WORK INSTRUCTIONS -> Take from the listing each line that has the string "this".

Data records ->
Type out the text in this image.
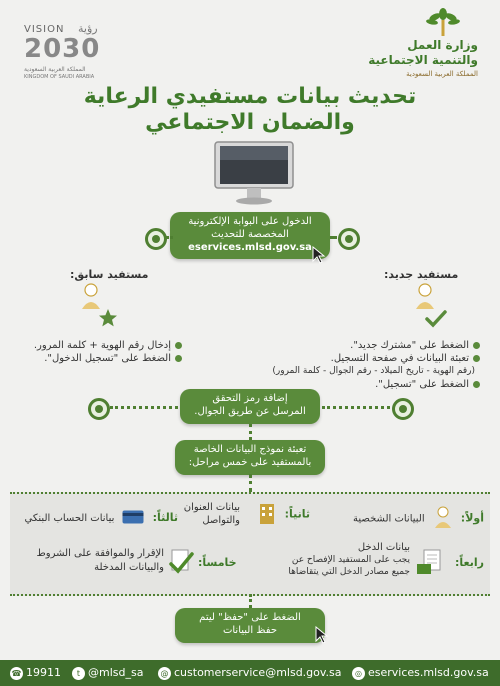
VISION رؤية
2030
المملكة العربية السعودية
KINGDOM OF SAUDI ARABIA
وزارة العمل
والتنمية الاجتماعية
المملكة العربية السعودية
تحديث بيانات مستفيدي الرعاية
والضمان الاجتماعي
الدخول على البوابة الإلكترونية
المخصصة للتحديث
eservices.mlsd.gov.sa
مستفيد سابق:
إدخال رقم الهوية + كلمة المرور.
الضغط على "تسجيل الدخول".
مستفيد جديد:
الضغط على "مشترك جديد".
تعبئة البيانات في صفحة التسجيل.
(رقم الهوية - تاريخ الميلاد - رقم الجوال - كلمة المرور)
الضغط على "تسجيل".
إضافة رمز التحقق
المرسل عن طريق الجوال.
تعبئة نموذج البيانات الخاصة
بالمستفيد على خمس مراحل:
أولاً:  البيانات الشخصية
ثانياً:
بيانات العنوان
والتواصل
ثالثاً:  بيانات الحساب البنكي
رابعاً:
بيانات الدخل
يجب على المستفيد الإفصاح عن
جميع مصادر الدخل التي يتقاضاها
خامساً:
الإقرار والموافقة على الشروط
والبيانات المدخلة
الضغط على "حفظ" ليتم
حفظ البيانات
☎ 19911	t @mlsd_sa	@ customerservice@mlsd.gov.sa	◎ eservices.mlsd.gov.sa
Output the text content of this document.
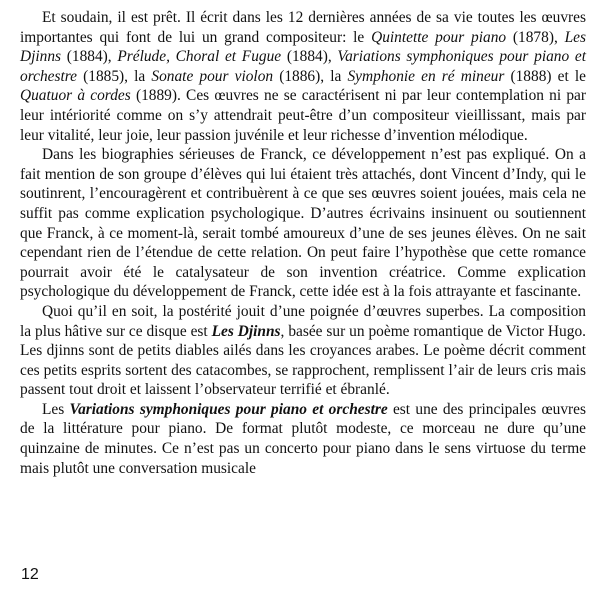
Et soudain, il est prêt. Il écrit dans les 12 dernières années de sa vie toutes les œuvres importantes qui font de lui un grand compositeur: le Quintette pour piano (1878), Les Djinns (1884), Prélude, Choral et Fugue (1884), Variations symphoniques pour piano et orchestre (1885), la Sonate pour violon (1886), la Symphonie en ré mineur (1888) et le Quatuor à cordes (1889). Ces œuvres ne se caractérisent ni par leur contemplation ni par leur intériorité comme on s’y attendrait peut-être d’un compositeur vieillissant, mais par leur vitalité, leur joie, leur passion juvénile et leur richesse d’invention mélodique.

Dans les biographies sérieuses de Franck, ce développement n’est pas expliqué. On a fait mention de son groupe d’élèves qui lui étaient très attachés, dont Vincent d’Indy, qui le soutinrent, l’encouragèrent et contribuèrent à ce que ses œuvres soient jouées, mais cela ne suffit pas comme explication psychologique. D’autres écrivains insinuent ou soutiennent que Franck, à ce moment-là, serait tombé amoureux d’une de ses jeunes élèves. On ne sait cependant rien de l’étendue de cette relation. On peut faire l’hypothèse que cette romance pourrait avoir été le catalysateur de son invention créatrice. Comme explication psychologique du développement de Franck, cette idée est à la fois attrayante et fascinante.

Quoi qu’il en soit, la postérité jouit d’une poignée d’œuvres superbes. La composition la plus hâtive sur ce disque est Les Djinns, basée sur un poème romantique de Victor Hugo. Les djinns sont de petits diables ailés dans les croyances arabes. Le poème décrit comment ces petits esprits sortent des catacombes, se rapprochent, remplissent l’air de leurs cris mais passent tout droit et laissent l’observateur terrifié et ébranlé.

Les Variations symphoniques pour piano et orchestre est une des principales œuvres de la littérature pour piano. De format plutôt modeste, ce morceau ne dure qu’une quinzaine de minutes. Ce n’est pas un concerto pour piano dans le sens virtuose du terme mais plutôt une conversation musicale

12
==
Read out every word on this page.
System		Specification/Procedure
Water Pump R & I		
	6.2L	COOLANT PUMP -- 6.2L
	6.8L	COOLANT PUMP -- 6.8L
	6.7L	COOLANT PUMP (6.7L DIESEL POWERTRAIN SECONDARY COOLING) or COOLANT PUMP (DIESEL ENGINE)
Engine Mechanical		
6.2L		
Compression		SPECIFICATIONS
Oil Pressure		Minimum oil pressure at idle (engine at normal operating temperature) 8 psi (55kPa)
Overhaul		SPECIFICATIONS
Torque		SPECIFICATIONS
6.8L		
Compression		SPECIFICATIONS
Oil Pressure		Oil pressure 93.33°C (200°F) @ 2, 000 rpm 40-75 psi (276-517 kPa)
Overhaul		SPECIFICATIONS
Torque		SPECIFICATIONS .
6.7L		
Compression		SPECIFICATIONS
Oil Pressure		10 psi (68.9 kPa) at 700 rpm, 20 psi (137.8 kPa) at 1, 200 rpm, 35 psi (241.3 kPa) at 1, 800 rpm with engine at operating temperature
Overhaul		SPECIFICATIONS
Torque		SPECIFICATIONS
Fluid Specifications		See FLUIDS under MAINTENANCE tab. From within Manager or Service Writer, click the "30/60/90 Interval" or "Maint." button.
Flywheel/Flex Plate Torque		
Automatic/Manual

REPLY TO THE TASK ->
Type out the text in this image.
Output the text content of this document.
Read out every word on this page.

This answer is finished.